▸ **WHAT THE EXERCISE ASKS**:
Select and copy out every line in the records containing "text".

▸ **SOURCE DATA**:
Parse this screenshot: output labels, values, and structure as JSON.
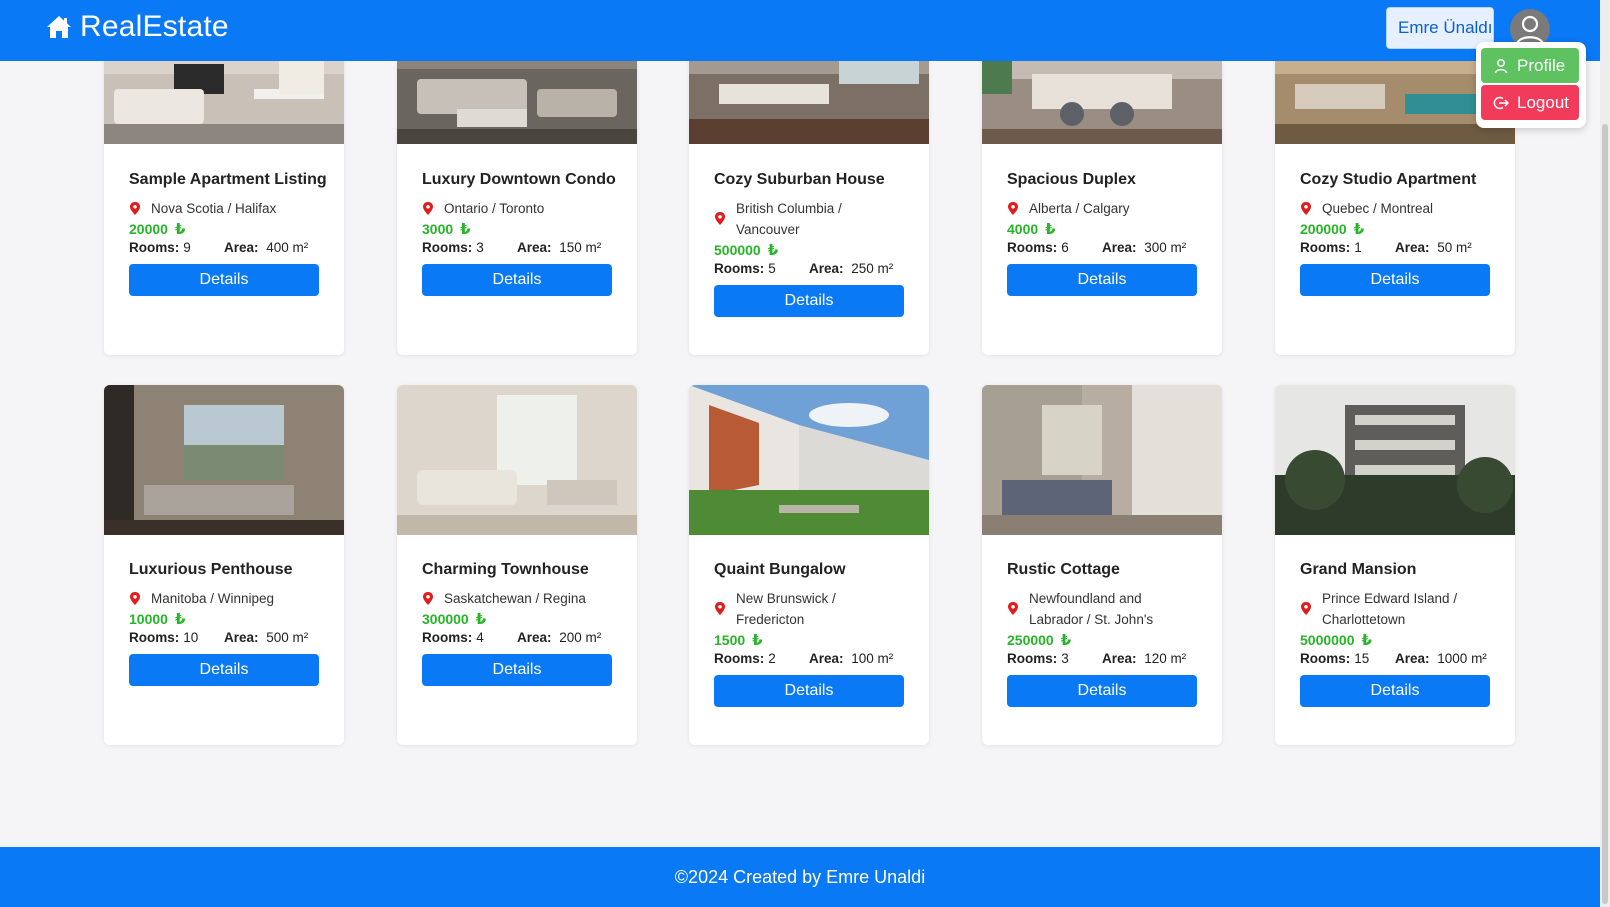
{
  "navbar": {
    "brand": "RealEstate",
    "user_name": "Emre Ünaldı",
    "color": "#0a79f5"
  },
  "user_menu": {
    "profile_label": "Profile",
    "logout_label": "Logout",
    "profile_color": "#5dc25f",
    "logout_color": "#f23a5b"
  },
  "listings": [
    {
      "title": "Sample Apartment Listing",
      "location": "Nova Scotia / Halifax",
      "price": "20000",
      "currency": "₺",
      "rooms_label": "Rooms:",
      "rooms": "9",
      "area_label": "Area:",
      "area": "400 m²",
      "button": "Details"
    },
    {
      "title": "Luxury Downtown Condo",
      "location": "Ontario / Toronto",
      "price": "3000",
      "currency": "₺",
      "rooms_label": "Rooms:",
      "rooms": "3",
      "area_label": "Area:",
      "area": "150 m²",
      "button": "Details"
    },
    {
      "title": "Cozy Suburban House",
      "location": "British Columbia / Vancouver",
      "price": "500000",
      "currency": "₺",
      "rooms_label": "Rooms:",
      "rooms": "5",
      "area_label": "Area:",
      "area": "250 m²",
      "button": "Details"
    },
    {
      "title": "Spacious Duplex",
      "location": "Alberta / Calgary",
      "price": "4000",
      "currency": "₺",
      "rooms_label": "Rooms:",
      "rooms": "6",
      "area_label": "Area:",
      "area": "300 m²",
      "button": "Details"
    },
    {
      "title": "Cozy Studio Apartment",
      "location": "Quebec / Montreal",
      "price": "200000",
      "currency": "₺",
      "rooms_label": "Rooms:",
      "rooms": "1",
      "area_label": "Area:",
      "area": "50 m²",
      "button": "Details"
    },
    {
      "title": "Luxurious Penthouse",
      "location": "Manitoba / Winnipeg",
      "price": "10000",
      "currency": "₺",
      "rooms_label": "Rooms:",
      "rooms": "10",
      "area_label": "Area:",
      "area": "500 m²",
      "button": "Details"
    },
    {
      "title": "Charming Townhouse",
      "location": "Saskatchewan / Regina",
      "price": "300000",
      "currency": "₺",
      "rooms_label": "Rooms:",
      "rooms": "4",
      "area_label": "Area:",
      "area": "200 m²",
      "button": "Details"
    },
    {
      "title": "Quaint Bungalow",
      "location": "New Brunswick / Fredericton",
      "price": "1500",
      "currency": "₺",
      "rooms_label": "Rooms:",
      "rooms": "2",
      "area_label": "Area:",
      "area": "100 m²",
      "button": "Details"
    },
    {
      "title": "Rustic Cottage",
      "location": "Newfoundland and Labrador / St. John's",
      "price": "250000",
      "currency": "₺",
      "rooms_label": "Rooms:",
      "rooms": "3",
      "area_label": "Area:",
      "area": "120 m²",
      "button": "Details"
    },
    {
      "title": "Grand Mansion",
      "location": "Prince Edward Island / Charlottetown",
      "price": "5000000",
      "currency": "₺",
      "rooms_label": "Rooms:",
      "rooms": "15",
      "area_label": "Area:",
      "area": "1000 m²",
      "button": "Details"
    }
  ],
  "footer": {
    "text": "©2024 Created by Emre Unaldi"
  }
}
...
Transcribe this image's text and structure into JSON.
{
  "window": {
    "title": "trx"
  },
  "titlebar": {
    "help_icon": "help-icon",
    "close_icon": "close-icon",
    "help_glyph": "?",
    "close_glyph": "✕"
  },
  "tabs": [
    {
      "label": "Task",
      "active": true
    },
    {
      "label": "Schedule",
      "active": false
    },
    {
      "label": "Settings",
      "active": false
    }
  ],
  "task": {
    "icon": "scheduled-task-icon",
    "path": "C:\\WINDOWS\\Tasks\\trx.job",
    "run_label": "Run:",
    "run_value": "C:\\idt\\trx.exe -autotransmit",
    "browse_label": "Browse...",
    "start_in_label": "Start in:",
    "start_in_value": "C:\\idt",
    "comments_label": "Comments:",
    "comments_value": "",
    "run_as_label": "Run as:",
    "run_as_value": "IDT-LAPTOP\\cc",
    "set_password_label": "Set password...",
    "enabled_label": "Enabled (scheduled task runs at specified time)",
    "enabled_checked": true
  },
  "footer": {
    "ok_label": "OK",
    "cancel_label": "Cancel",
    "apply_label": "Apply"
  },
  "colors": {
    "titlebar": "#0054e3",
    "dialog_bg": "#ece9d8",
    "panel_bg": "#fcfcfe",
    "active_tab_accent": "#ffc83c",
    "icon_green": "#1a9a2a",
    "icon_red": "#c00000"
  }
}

▸ **TASK RESPONSE**:
    "text": "©2024 Created by Emre Unaldi"
Transcribe this image's text and structure into JSON.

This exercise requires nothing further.